» **Material**:
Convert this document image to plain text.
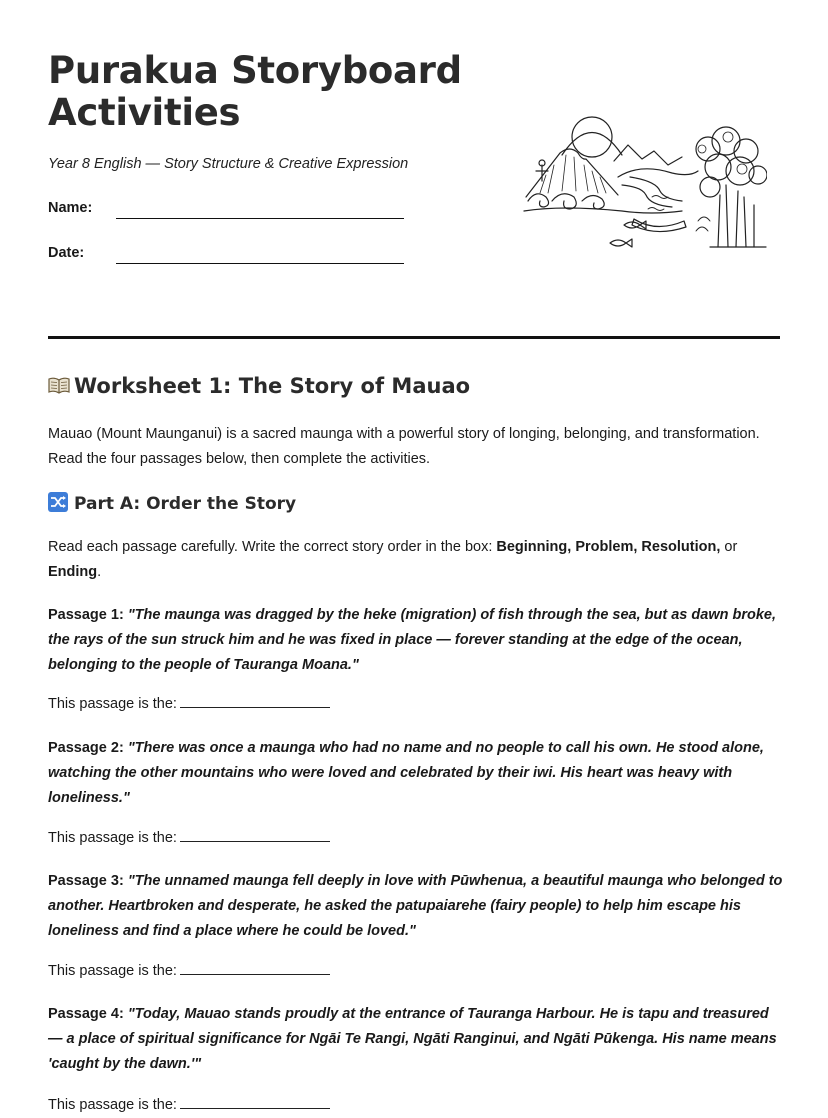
Purakua Storyboard Activities
Year 8 English — Story Structure & Creative Expression
Name:
Date:
Worksheet 1: The Story of Mauao

Mauao (Mount Maunganui) is a sacred maunga with a powerful story of longing, belonging, and transformation. Read the four passages below, then complete the activities.

Part A: Order the Story

Read each passage carefully. Write the correct story order in the box: Beginning, Problem, Resolution, or Ending.

Passage 1: "The maunga was dragged by the heke (migration) of fish through the sea, but as dawn broke, the rays of the sun struck him and he was fixed in place — forever standing at the edge of the ocean, belonging to the people of Tauranga Moana."

This passage is the:

Passage 2: "There was once a maunga who had no name and no people to call his own. He stood alone, watching the other mountains who were loved and celebrated by their iwi. His heart was heavy with loneliness."

This passage is the:

Passage 3: "The unnamed maunga fell deeply in love with Pūwhenua, a beautiful maunga who belonged to another. Heartbroken and desperate, he asked the patupaiarehe (fairy people) to help him escape his loneliness and find a place where he could be loved."

This passage is the:

Passage 4: "Today, Mauao stands proudly at the entrance of Tauranga Harbour. He is tapu and treasured — a place of spiritual significance for Ngāi Te Rangi, Ngāti Ranginui, and Ngāti Pūkenga. His name means 'caught by the dawn.'"

This passage is the:
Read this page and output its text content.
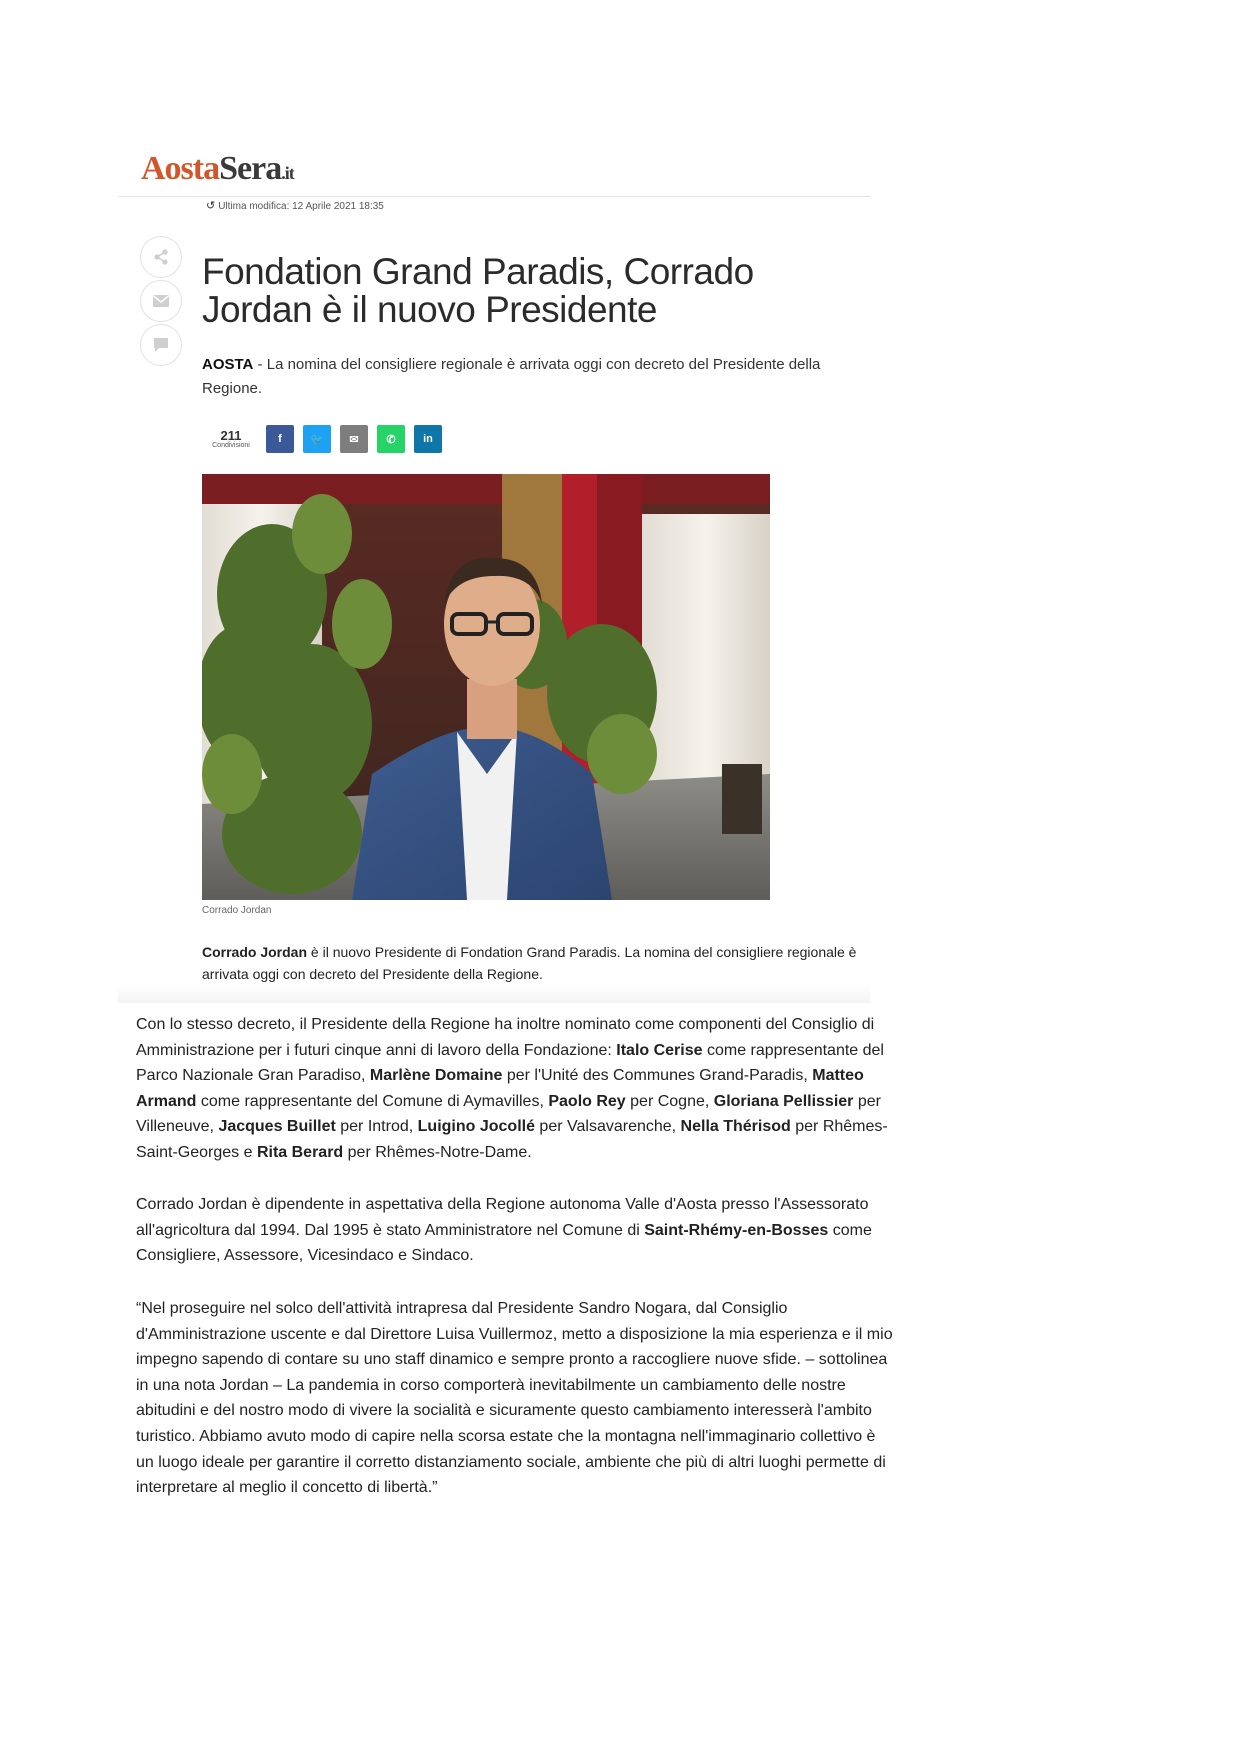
AostaSera.it
↺ Ultima modifica: 12 Aprile 2021 18:35
Fondation Grand Paradis, Corrado Jordan è il nuovo Presidente
AOSTA - La nomina del consigliere regionale è arrivata oggi con decreto del Presidente della Regione.
211
Condivisioni
f	🐦	✉	✆	in
Corrado Jordan
Corrado Jordan è il nuovo Presidente di Fondation Grand Paradis. La nomina del consigliere regionale è arrivata oggi con decreto del Presidente della Regione.

Con lo stesso decreto, il Presidente della Regione ha inoltre nominato come componenti del Consiglio di Amministrazione per i futuri cinque anni di lavoro della Fondazione: Italo Cerise come rappresentante del Parco Nazionale Gran Paradiso, Marlène Domaine per l'Unité des Communes Grand-Paradis, Matteo Armand come rappresentante del Comune di Aymavilles, Paolo Rey per Cogne, Gloriana Pellissier per Villeneuve, Jacques Buillet per Introd, Luigino Jocollé per Valsavarenche, Nella Thérisod per Rhêmes-Saint-Georges e Rita Berard per Rhêmes-Notre-Dame.

Corrado Jordan è dipendente in aspettativa della Regione autonoma Valle d'Aosta presso l'Assessorato all'agricoltura dal 1994. Dal 1995 è stato Amministratore nel Comune di Saint-Rhémy-en-Bosses come Consigliere, Assessore, Vicesindaco e Sindaco.

“Nel proseguire nel solco dell'attività intrapresa dal Presidente Sandro Nogara, dal Consiglio d'Amministrazione uscente e dal Direttore Luisa Vuillermoz, metto a disposizione la mia esperienza e il mio impegno sapendo di contare su uno staff dinamico e sempre pronto a raccogliere nuove sfide. – sottolinea in una nota Jordan – La pandemia in corso comporterà inevitabilmente un cambiamento delle nostre abitudini e del nostro modo di vivere la socialità e sicuramente questo cambiamento interesserà l'ambito turistico. Abbiamo avuto modo di capire nella scorsa estate che la montagna nell'immaginario collettivo è un luogo ideale per garantire il corretto distanziamento sociale, ambiente che più di altri luoghi permette di interpretare al meglio il concetto di libertà.”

» **Exercise objective**: In your copy, leave out the pictures and reproduce the material above exactly.

» **Complete answer**:
Convert this document image to plain text.
Purakua Storyboard Activities
Year 8 English — Story Structure & Creative Expression
Name:
Date:
Worksheet 1: The Story of Mauao

Mauao (Mount Maunganui) is a sacred maunga with a powerful story of longing, belonging, and transformation. Read the four passages below, then complete the activities.

Part A: Order the Story

Read each passage carefully. Write the correct story order in the box: Beginning, Problem, Resolution, or Ending.

Passage 1: "The maunga was dragged by the heke (migration) of fish through the sea, but as dawn broke, the rays of the sun struck him and he was fixed in place — forever standing at the edge of the ocean, belonging to the people of Tauranga Moana."

This passage is the:

Passage 2: "There was once a maunga who had no name and no people to call his own. He stood alone, watching the other mountains who were loved and celebrated by their iwi. His heart was heavy with loneliness."

This passage is the:

Passage 3: "The unnamed maunga fell deeply in love with Pūwhenua, a beautiful maunga who belonged to another. Heartbroken and desperate, he asked the patupaiarehe (fairy people) to help him escape his loneliness and find a place where he could be loved."

This passage is the:

Passage 4: "Today, Mauao stands proudly at the entrance of Tauranga Harbour. He is tapu and treasured — a place of spiritual significance for Ngāi Te Rangi, Ngāti Ranginui, and Ngāti Pūkenga. His name means 'caught by the dawn.'"

This passage is the:
Read this page and output its text content.
AostaSera.it
↺ Ultima modifica: 12 Aprile 2021 18:35
Fondation Grand Paradis, Corrado Jordan è il nuovo Presidente
AOSTA - La nomina del consigliere regionale è arrivata oggi con decreto del Presidente della Regione.
211
Condivisioni
f	🐦	✉	✆	in
Corrado Jordan
Corrado Jordan è il nuovo Presidente di Fondation Grand Paradis. La nomina del consigliere regionale è arrivata oggi con decreto del Presidente della Regione.

Con lo stesso decreto, il Presidente della Regione ha inoltre nominato come componenti del Consiglio di Amministrazione per i futuri cinque anni di lavoro della Fondazione: Italo Cerise come rappresentante del Parco Nazionale Gran Paradiso, Marlène Domaine per l'Unité des Communes Grand-Paradis, Matteo Armand come rappresentante del Comune di Aymavilles, Paolo Rey per Cogne, Gloriana Pellissier per Villeneuve, Jacques Buillet per Introd, Luigino Jocollé per Valsavarenche, Nella Thérisod per Rhêmes-Saint-Georges e Rita Berard per Rhêmes-Notre-Dame.

Corrado Jordan è dipendente in aspettativa della Regione autonoma Valle d'Aosta presso l'Assessorato all'agricoltura dal 1994. Dal 1995 è stato Amministratore nel Comune di Saint-Rhémy-en-Bosses come Consigliere, Assessore, Vicesindaco e Sindaco.

“Nel proseguire nel solco dell'attività intrapresa dal Presidente Sandro Nogara, dal Consiglio d'Amministrazione uscente e dal Direttore Luisa Vuillermoz, metto a disposizione la mia esperienza e il mio impegno sapendo di contare su uno staff dinamico e sempre pronto a raccogliere nuove sfide. – sottolinea in una nota Jordan – La pandemia in corso comporterà inevitabilmente un cambiamento delle nostre abitudini e del nostro modo di vivere la socialità e sicuramente questo cambiamento interesserà l'ambito turistico. Abbiamo avuto modo di capire nella scorsa estate che la montagna nell'immaginario collettivo è un luogo ideale per garantire il corretto distanziamento sociale, ambiente che più di altri luoghi permette di interpretare al meglio il concetto di libertà.”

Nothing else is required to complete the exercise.